'''

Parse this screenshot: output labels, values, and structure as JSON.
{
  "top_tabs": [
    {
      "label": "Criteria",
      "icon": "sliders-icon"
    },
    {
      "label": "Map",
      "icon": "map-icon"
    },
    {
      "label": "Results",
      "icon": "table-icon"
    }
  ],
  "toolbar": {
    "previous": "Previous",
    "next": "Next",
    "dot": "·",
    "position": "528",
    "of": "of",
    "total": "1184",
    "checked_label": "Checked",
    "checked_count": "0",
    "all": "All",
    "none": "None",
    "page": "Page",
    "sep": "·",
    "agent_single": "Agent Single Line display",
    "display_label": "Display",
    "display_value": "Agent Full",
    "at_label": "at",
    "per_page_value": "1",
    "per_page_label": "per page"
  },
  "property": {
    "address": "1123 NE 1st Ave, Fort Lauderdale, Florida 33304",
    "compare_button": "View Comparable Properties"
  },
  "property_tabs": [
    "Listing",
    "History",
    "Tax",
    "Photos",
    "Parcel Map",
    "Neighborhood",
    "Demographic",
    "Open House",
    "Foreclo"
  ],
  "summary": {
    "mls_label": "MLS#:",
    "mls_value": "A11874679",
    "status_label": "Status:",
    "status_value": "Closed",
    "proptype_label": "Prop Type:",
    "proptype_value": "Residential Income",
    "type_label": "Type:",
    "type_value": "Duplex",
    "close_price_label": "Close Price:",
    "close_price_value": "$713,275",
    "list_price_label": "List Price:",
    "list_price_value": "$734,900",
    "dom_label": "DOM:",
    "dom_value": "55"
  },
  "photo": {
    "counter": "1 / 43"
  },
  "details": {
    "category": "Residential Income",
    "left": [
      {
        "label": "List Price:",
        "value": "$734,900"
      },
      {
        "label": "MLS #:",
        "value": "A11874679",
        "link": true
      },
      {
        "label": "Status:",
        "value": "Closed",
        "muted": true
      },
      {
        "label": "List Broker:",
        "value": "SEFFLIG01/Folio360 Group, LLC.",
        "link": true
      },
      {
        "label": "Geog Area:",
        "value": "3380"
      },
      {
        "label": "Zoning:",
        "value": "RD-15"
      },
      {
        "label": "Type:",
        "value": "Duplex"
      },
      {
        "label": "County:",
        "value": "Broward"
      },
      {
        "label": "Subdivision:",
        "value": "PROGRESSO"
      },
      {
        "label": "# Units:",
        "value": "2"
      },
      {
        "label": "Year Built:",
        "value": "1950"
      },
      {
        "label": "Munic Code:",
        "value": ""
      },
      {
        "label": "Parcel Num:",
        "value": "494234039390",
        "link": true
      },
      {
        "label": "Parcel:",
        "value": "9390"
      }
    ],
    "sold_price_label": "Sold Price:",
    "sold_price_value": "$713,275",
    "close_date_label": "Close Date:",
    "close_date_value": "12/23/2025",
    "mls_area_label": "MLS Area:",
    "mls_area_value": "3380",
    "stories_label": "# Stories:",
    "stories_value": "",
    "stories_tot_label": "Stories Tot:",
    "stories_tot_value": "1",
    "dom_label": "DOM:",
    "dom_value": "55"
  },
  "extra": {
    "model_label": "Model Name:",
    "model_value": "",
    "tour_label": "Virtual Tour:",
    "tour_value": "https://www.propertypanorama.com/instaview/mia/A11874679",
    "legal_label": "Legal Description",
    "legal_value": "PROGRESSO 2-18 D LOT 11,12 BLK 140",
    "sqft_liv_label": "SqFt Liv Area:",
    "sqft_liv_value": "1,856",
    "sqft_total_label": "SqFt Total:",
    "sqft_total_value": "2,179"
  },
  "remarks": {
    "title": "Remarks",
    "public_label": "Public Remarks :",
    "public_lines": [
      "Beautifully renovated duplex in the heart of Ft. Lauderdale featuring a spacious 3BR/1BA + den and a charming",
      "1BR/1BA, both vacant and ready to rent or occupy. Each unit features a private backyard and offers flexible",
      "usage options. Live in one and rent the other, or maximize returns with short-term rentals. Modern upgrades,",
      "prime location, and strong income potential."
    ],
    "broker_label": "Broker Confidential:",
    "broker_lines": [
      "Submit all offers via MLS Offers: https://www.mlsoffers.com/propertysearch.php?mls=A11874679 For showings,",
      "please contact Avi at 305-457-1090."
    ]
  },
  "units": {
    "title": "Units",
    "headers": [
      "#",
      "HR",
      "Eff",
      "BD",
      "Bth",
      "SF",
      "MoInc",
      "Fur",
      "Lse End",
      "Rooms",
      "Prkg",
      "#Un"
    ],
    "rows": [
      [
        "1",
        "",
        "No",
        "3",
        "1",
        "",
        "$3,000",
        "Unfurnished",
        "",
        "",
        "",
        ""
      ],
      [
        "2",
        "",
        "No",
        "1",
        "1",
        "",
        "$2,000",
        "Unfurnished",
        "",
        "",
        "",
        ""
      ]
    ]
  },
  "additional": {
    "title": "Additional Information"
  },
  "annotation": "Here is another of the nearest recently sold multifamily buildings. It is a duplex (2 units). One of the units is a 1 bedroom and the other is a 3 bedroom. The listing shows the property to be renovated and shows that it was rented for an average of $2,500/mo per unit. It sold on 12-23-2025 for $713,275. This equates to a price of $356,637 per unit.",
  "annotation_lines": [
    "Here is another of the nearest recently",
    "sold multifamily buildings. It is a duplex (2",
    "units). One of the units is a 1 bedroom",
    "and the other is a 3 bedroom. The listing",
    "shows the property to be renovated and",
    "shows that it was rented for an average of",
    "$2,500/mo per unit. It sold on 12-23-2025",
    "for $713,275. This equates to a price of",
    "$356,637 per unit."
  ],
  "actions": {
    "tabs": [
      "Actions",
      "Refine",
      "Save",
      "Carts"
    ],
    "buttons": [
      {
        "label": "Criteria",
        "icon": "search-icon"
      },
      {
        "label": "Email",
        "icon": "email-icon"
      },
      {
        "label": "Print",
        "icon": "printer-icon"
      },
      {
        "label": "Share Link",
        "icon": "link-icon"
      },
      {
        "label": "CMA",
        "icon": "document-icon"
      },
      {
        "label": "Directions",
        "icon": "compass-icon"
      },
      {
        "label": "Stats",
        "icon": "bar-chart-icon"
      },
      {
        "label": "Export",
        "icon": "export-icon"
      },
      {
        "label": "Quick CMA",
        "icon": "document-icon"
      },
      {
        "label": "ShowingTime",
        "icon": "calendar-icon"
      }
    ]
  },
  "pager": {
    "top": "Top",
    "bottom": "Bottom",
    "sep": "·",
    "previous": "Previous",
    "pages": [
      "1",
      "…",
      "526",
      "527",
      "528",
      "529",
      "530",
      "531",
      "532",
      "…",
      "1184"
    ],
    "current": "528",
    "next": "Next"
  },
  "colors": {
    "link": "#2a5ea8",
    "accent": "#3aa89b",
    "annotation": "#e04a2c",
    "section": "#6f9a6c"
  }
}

'''

# Your task:
Check each line above for the word "title" and copy the ones that have it.

# Task output:
    "title": "Remarks",
    "title": "Units",
    "title": "Additional Information"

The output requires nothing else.